[Chart and figure data]
=-=-=-=-=
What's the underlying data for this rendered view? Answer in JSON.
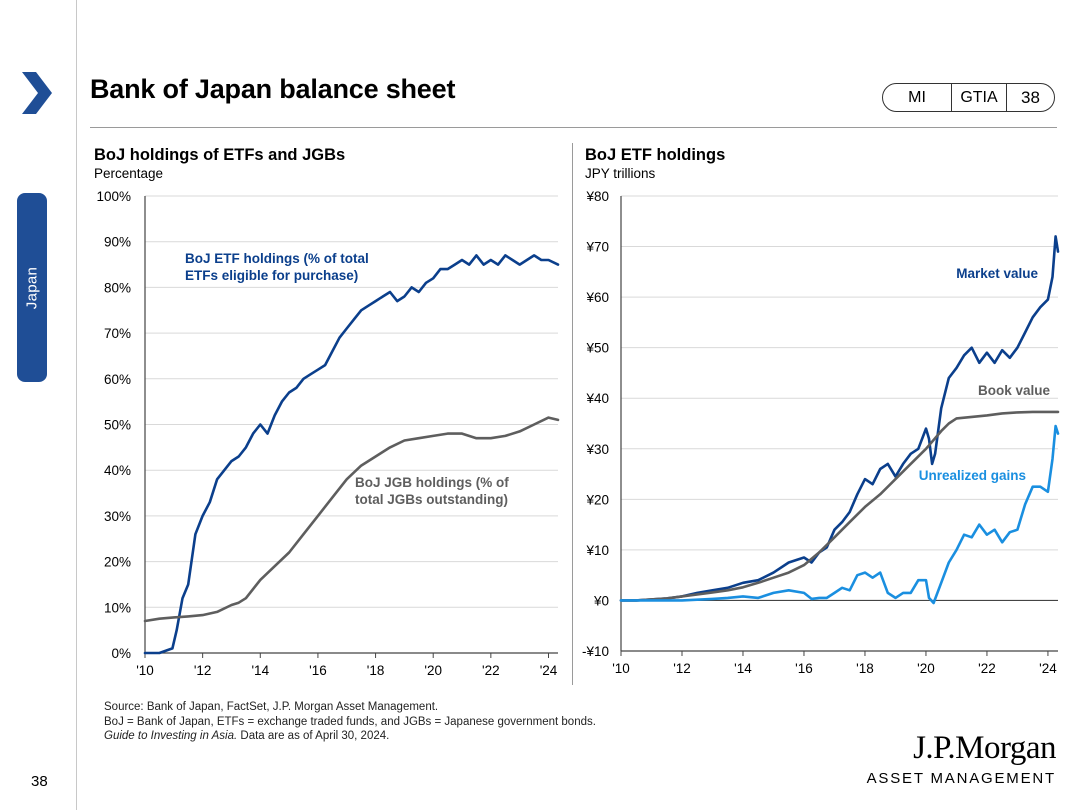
{
  "header": {
    "title": "Bank of Japan balance sheet",
    "pill": [
      "MI",
      "GTIA",
      "38"
    ],
    "side_tab": "Japan",
    "page_number": "38"
  },
  "colors": {
    "accent": "#1f4e96",
    "etf_blue": "#0b3f8c",
    "gray_line": "#5e5e5e",
    "light_blue": "#1a8fe0"
  },
  "chart_data": [
    {
      "type": "line",
      "title": "BoJ holdings of ETFs and JGBs",
      "subtitle": "Percentage",
      "x_tick_labels": [
        "'10",
        "'12",
        "'14",
        "'16",
        "'18",
        "'20",
        "'22",
        "'24"
      ],
      "x_ticks": [
        2010,
        2012,
        2014,
        2016,
        2018,
        2020,
        2022,
        2024
      ],
      "y_tick_labels": [
        "0%",
        "10%",
        "20%",
        "30%",
        "40%",
        "50%",
        "60%",
        "70%",
        "80%",
        "90%",
        "100%"
      ],
      "xlim": [
        2010,
        2024.33
      ],
      "ylim": [
        0,
        100
      ],
      "series": [
        {
          "name": "BoJ ETF holdings (% of total ETFs eligible for purchase)",
          "label_lines": [
            "BoJ ETF holdings (% of total",
            "ETFs eligible for purchase)"
          ],
          "color": "#0b3f8c",
          "x": [
            2010,
            2010.5,
            2010.95,
            2011.1,
            2011.3,
            2011.5,
            2011.75,
            2012,
            2012.25,
            2012.5,
            2012.75,
            2013,
            2013.25,
            2013.5,
            2013.75,
            2014,
            2014.25,
            2014.5,
            2014.75,
            2015,
            2015.25,
            2015.5,
            2015.75,
            2016,
            2016.25,
            2016.5,
            2016.75,
            2017,
            2017.25,
            2017.5,
            2017.75,
            2018,
            2018.25,
            2018.5,
            2018.75,
            2019,
            2019.25,
            2019.5,
            2019.75,
            2020,
            2020.25,
            2020.5,
            2020.75,
            2021,
            2021.25,
            2021.5,
            2021.75,
            2022,
            2022.25,
            2022.5,
            2022.75,
            2023,
            2023.25,
            2023.5,
            2023.75,
            2024,
            2024.33
          ],
          "y": [
            0,
            0,
            1,
            5,
            12,
            15,
            26,
            30,
            33,
            38,
            40,
            42,
            43,
            45,
            48,
            50,
            48,
            52,
            55,
            57,
            58,
            60,
            61,
            62,
            63,
            66,
            69,
            71,
            73,
            75,
            76,
            77,
            78,
            79,
            77,
            78,
            80,
            79,
            81,
            82,
            84,
            84,
            85,
            86,
            85,
            87,
            85,
            86,
            85,
            87,
            86,
            85,
            86,
            87,
            86,
            86,
            85
          ]
        },
        {
          "name": "BoJ JGB holdings (% of total JGBs outstanding)",
          "label_lines": [
            "BoJ JGB holdings (% of",
            "total JGBs outstanding)"
          ],
          "color": "#5e5e5e",
          "x": [
            2010,
            2010.5,
            2011,
            2011.5,
            2012,
            2012.5,
            2013,
            2013.25,
            2013.5,
            2014,
            2014.5,
            2015,
            2015.5,
            2016,
            2016.5,
            2017,
            2017.5,
            2018,
            2018.5,
            2019,
            2019.5,
            2020,
            2020.5,
            2021,
            2021.5,
            2022,
            2022.5,
            2023,
            2023.5,
            2024,
            2024.33
          ],
          "y": [
            7,
            7.5,
            7.8,
            8,
            8.3,
            9,
            10.5,
            11,
            12,
            16,
            19,
            22,
            26,
            30,
            34,
            38,
            41,
            43,
            45,
            46.5,
            47,
            47.5,
            48,
            48,
            47,
            47,
            47.5,
            48.5,
            50,
            51.5,
            51
          ]
        }
      ]
    },
    {
      "type": "line",
      "title": "BoJ ETF holdings",
      "subtitle": "JPY trillions",
      "x_tick_labels": [
        "'10",
        "'12",
        "'14",
        "'16",
        "'18",
        "'20",
        "'22",
        "'24"
      ],
      "x_ticks": [
        2010,
        2012,
        2014,
        2016,
        2018,
        2020,
        2022,
        2024
      ],
      "y_tick_labels": [
        "-¥10",
        "¥0",
        "¥10",
        "¥20",
        "¥30",
        "¥40",
        "¥50",
        "¥60",
        "¥70",
        "¥80"
      ],
      "y_ticks": [
        -10,
        0,
        10,
        20,
        30,
        40,
        50,
        60,
        70,
        80
      ],
      "xlim": [
        2010,
        2024.33
      ],
      "ylim": [
        -10,
        80
      ],
      "series": [
        {
          "name": "Market value",
          "color": "#0b3f8c",
          "x": [
            2010,
            2010.5,
            2011,
            2011.5,
            2012,
            2012.5,
            2013,
            2013.5,
            2014,
            2014.5,
            2015,
            2015.5,
            2016,
            2016.25,
            2016.5,
            2016.75,
            2017,
            2017.25,
            2017.5,
            2017.75,
            2018,
            2018.25,
            2018.5,
            2018.75,
            2019,
            2019.25,
            2019.5,
            2019.75,
            2020,
            2020.1,
            2020.2,
            2020.3,
            2020.5,
            2020.75,
            2021,
            2021.25,
            2021.5,
            2021.75,
            2022,
            2022.25,
            2022.5,
            2022.75,
            2023,
            2023.25,
            2023.5,
            2023.75,
            2024,
            2024.15,
            2024.25,
            2024.33
          ],
          "y": [
            0,
            0,
            0.2,
            0.4,
            0.8,
            1.5,
            2,
            2.5,
            3.5,
            4,
            5.5,
            7.5,
            8.5,
            7.5,
            9.5,
            10.5,
            14,
            15.5,
            17.5,
            21,
            24,
            23,
            26,
            27,
            24.5,
            27,
            29,
            30,
            34,
            32,
            27,
            29,
            38,
            44,
            46,
            48.5,
            50,
            47,
            49,
            47,
            49.5,
            48,
            50,
            53,
            56,
            58,
            59.5,
            64,
            72,
            69
          ]
        },
        {
          "name": "Book value",
          "color": "#5e5e5e",
          "x": [
            2010,
            2010.5,
            2011,
            2011.5,
            2012,
            2012.5,
            2013,
            2013.5,
            2014,
            2014.5,
            2015,
            2015.5,
            2016,
            2016.5,
            2017,
            2017.5,
            2018,
            2018.5,
            2019,
            2019.5,
            2020,
            2020.5,
            2020.75,
            2021,
            2021.5,
            2022,
            2022.5,
            2023,
            2023.5,
            2024,
            2024.33
          ],
          "y": [
            0,
            0,
            0.2,
            0.4,
            0.8,
            1.2,
            1.6,
            2,
            2.6,
            3.5,
            4.5,
            5.5,
            7,
            9.5,
            12.5,
            15.5,
            18.5,
            21,
            24,
            27,
            30,
            33.5,
            35,
            36,
            36.3,
            36.6,
            37,
            37.2,
            37.3,
            37.3,
            37.3
          ]
        },
        {
          "name": "Unrealized gains",
          "color": "#1a8fe0",
          "x": [
            2010,
            2011,
            2012,
            2013,
            2013.5,
            2014,
            2014.5,
            2015,
            2015.5,
            2016,
            2016.25,
            2016.5,
            2016.75,
            2017,
            2017.25,
            2017.5,
            2017.75,
            2018,
            2018.25,
            2018.5,
            2018.75,
            2019,
            2019.25,
            2019.5,
            2019.75,
            2020,
            2020.1,
            2020.25,
            2020.5,
            2020.75,
            2021,
            2021.25,
            2021.5,
            2021.75,
            2022,
            2022.25,
            2022.5,
            2022.75,
            2023,
            2023.25,
            2023.5,
            2023.75,
            2024,
            2024.15,
            2024.25,
            2024.33
          ],
          "y": [
            0,
            0,
            0,
            0.3,
            0.5,
            0.8,
            0.5,
            1.5,
            2,
            1.5,
            0.3,
            0.5,
            0.5,
            1.5,
            2.5,
            2,
            5,
            5.5,
            4.5,
            5.5,
            1.5,
            0.5,
            1.5,
            1.5,
            4,
            4,
            0.5,
            -0.5,
            3.5,
            7.5,
            10,
            13,
            12.5,
            15,
            13,
            14,
            11.5,
            13.5,
            14,
            19,
            22.5,
            22.5,
            21.5,
            28,
            34.5,
            33
          ]
        }
      ]
    }
  ],
  "footnote": {
    "line1": "Source: Bank of Japan, FactSet, J.P. Morgan Asset Management.",
    "line2": "BoJ = Bank of Japan, ETFs = exchange traded funds, and JGBs = Japanese government bonds.",
    "line3_italic": "Guide to Investing in Asia.",
    "line3_rest": " Data are as of April 30, 2024."
  },
  "logo": {
    "line1": "J.P.Morgan",
    "line2": "ASSET MANAGEMENT"
  }
}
=-=-=-=-=
## The request
Pick out the lines above that hold the string "total" and show them.

## Expected output
          "name": "BoJ ETF holdings (% of total ETFs eligible for purchase)",
            "BoJ ETF holdings (% of total",
          "name": "BoJ JGB holdings (% of total JGBs outstanding)",
            "total JGBs outstanding)"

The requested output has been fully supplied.